▶ **Written instruction**: Every line of the data that contains the string "during" must be copied.

▶ **Raw records**:
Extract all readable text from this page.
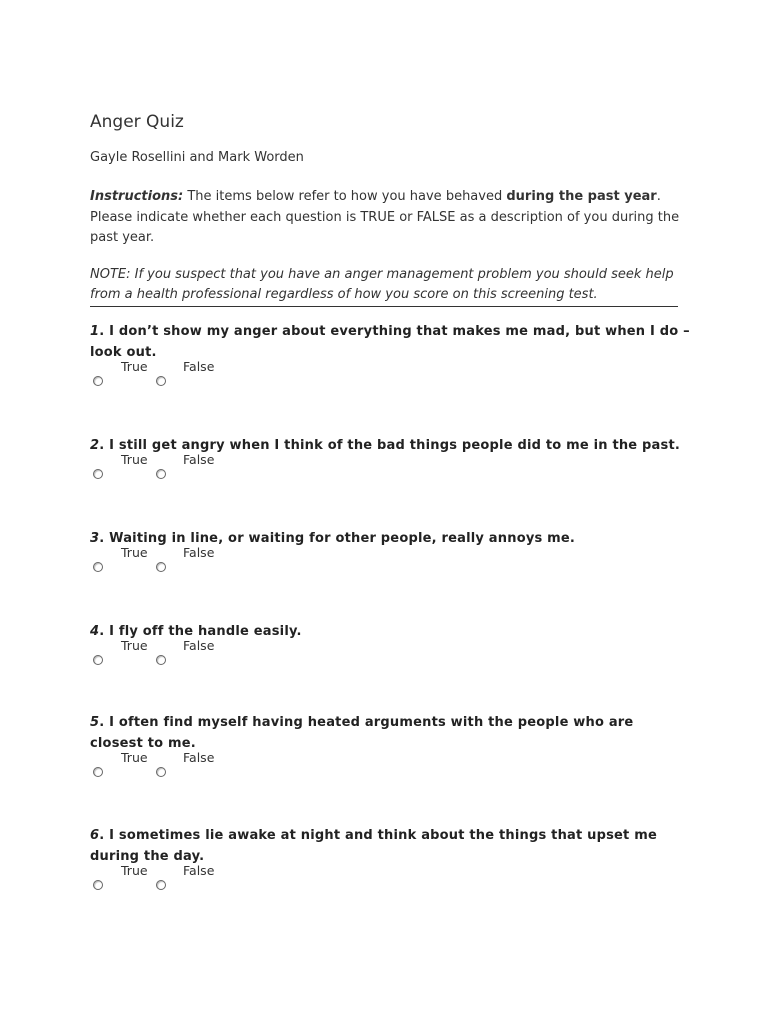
Anger Quiz
Gayle Rosellini and Mark Worden
Instructions: The items below refer to how you have behaved during the past year. Please indicate whether each question is TRUE or FALSE as a description of you during the past year.
NOTE: If you suspect that you have an anger management problem you should seek help from a health professional regardless of how you score on this screening test.
1. I don’t show my anger about everything that makes me mad, but when I do – look out.
True	False
2. I still get angry when I think of the bad things people did to me in the past.
True	False
3. Waiting in line, or waiting for other people, really annoys me.
True	False
4. I fly off the handle easily.
True	False
5. I often find myself having heated arguments with the people who are closest to me.
True	False
6. I sometimes lie awake at night and think about the things that upset me during the day.
True	False
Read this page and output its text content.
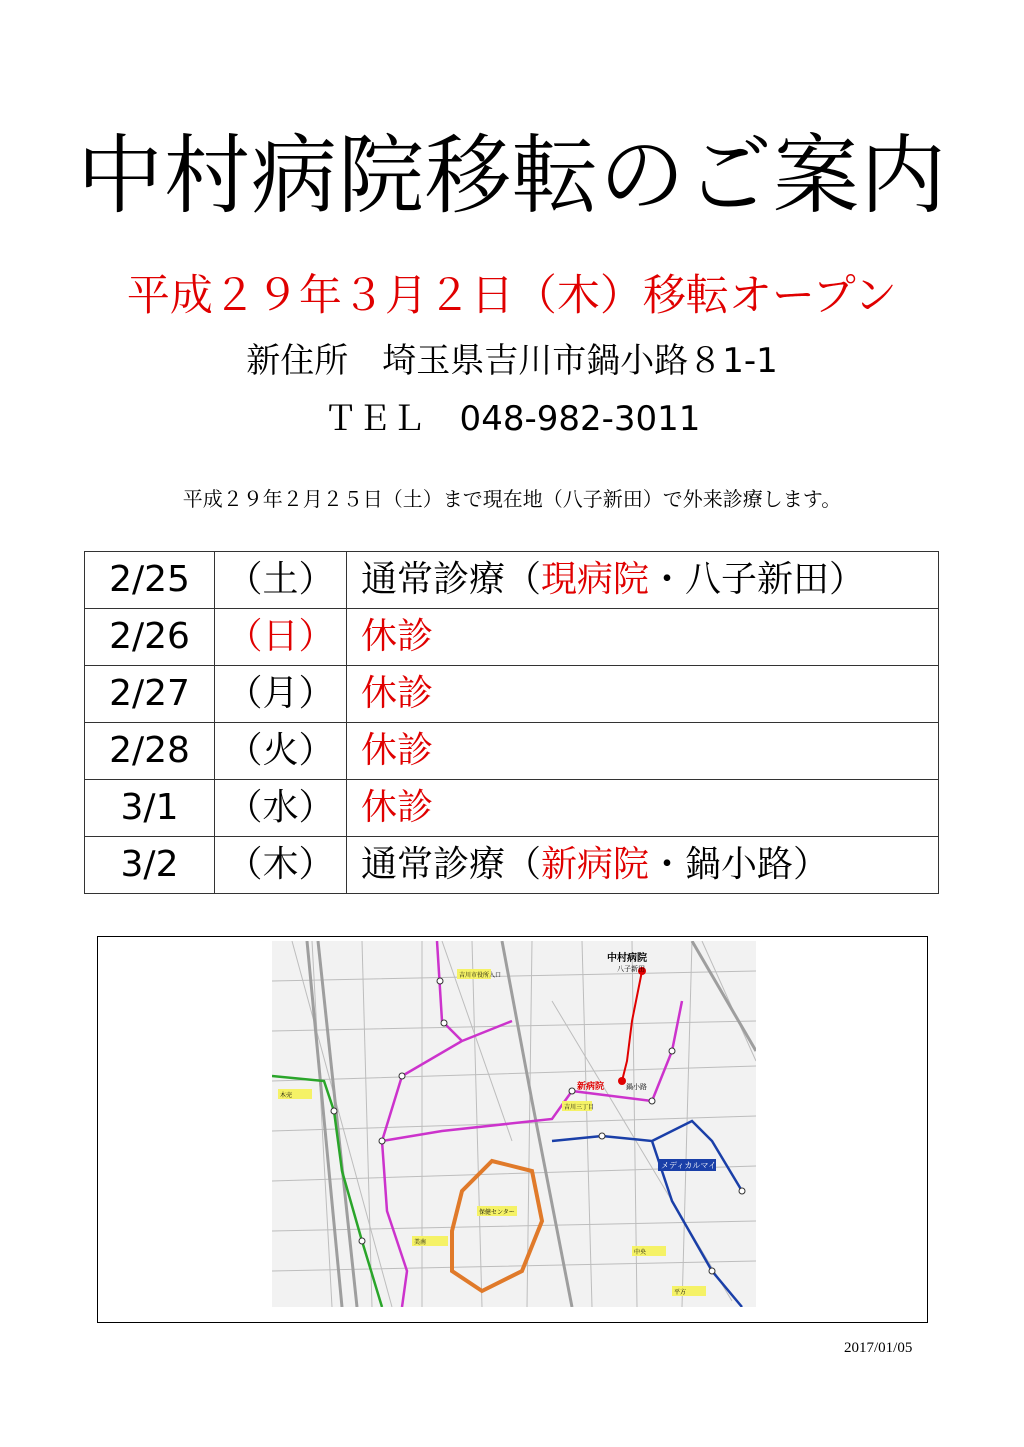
中村病院移転のご案内
平成２９年３月２日（木）移転オープン
新住所　埼玉県吉川市鍋小路８1-1
ＴＥＬ　048-982-3011
平成２９年２月２５日（土）まで現在地（八子新田）で外来診療します。
2/25	（土）	通常診療（現病院・八子新田）
2/26	（日）	休診
2/27	（月）	休診
2/28	（火）	休診
3/1	（水）	休診
3/2	（木）	通常診療（新病院・鍋小路）
中村病院
八子新田
新病院	鍋小路
メディカルマイ
吉川市役所入口
木売
吉川三丁目
保健センター
美南
中央
平方
2017/01/05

▶ **Response below**:
Instructions: The items below refer to how you have behaved during the past year. Please indicate whether each question is TRUE or FALSE as a description of you during the past year.
6. I sometimes lie awake at night and think about the things that upset me during the day.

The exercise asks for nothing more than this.